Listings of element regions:
───

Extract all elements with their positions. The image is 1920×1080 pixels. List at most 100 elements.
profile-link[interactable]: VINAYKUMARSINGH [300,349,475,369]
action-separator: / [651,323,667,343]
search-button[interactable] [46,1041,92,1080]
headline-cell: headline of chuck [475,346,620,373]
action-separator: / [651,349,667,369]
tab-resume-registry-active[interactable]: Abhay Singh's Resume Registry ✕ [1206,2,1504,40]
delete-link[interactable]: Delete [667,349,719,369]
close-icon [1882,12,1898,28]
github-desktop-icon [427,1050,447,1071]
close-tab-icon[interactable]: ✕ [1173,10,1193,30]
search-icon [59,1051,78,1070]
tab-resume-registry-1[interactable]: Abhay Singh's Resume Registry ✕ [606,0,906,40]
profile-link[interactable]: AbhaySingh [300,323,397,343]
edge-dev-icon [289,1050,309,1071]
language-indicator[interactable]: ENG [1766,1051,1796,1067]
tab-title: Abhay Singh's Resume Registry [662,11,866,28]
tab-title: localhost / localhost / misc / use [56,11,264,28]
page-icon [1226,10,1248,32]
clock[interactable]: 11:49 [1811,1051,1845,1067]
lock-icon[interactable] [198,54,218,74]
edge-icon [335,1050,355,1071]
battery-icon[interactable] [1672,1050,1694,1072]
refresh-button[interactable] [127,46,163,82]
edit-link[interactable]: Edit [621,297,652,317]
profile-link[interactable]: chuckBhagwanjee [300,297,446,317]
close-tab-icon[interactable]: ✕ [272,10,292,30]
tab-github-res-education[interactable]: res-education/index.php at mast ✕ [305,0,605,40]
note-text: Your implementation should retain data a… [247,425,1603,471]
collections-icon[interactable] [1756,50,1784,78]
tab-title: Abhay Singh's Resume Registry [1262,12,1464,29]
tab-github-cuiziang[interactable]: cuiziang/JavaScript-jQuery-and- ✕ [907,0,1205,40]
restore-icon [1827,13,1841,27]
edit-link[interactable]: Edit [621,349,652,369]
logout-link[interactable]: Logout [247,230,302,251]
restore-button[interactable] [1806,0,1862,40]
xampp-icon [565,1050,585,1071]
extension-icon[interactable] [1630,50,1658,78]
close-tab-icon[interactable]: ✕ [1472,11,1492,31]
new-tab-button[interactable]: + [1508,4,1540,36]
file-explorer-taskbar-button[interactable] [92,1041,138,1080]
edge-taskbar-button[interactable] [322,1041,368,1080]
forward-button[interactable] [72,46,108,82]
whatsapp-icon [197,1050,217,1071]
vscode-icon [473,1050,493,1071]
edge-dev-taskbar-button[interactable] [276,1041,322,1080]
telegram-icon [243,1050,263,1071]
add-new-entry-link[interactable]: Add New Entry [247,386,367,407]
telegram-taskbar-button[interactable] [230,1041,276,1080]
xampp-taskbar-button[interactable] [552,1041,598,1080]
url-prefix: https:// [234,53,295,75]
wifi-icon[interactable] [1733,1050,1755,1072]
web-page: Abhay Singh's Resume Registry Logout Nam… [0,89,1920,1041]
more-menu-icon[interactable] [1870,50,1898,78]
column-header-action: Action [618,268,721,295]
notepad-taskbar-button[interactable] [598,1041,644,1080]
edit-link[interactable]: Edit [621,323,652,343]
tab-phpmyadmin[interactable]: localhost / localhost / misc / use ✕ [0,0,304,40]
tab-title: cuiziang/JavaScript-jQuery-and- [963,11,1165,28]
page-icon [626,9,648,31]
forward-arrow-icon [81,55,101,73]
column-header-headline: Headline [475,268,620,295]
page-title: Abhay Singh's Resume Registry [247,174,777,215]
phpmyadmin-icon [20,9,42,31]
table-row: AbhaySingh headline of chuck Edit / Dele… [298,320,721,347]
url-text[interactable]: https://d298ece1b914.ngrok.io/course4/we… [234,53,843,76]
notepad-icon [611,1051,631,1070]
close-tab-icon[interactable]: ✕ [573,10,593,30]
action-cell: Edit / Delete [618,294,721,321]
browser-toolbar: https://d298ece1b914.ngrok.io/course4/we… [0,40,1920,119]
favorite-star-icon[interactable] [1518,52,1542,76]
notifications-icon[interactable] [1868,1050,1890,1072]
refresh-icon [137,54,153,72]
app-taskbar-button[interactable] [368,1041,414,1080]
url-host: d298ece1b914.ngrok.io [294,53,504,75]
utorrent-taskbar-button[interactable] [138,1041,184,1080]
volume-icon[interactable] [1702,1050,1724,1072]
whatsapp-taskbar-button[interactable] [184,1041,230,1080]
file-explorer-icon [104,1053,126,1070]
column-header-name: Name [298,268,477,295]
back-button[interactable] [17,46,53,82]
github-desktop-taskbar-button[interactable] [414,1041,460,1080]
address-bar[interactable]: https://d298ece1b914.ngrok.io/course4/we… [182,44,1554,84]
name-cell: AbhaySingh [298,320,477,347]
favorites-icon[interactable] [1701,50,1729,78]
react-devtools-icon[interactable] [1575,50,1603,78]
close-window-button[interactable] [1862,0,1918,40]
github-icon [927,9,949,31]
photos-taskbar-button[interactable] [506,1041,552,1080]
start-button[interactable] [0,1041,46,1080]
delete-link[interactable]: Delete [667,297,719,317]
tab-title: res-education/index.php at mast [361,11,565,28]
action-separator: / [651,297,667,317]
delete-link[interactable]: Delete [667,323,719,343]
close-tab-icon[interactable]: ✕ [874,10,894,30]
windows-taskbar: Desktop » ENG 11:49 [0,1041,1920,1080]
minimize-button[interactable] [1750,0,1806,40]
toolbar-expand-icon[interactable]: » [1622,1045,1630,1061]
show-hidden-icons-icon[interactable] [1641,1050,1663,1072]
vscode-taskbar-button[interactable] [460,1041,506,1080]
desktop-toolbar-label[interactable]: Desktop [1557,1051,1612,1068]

───

* _TASK TO CARRY OUT_: Reproduce word for word every line from the first one through the line containing "page-icon [1226,10,1248,32]", including both.

* _COMPLETE RESPONSE_:
Extract all elements with their positions. The image is 1920×1080 pixels. List at most 100 elements.
profile-link[interactable]: VINAYKUMARSINGH [300,349,475,369]
action-separator: / [651,323,667,343]
search-button[interactable] [46,1041,92,1080]
headline-cell: headline of chuck [475,346,620,373]
action-separator: / [651,349,667,369]
tab-resume-registry-active[interactable]: Abhay Singh's Resume Registry ✕ [1206,2,1504,40]
delete-link[interactable]: Delete [667,349,719,369]
close-icon [1882,12,1898,28]
github-desktop-icon [427,1050,447,1071]
close-tab-icon[interactable]: ✕ [1173,10,1193,30]
search-icon [59,1051,78,1070]
tab-resume-registry-1[interactable]: Abhay Singh's Resume Registry ✕ [606,0,906,40]
profile-link[interactable]: AbhaySingh [300,323,397,343]
edge-dev-icon [289,1050,309,1071]
language-indicator[interactable]: ENG [1766,1051,1796,1067]
tab-title: Abhay Singh's Resume Registry [662,11,866,28]
tab-title: localhost / localhost / misc / use [56,11,264,28]
page-icon [1226,10,1248,32]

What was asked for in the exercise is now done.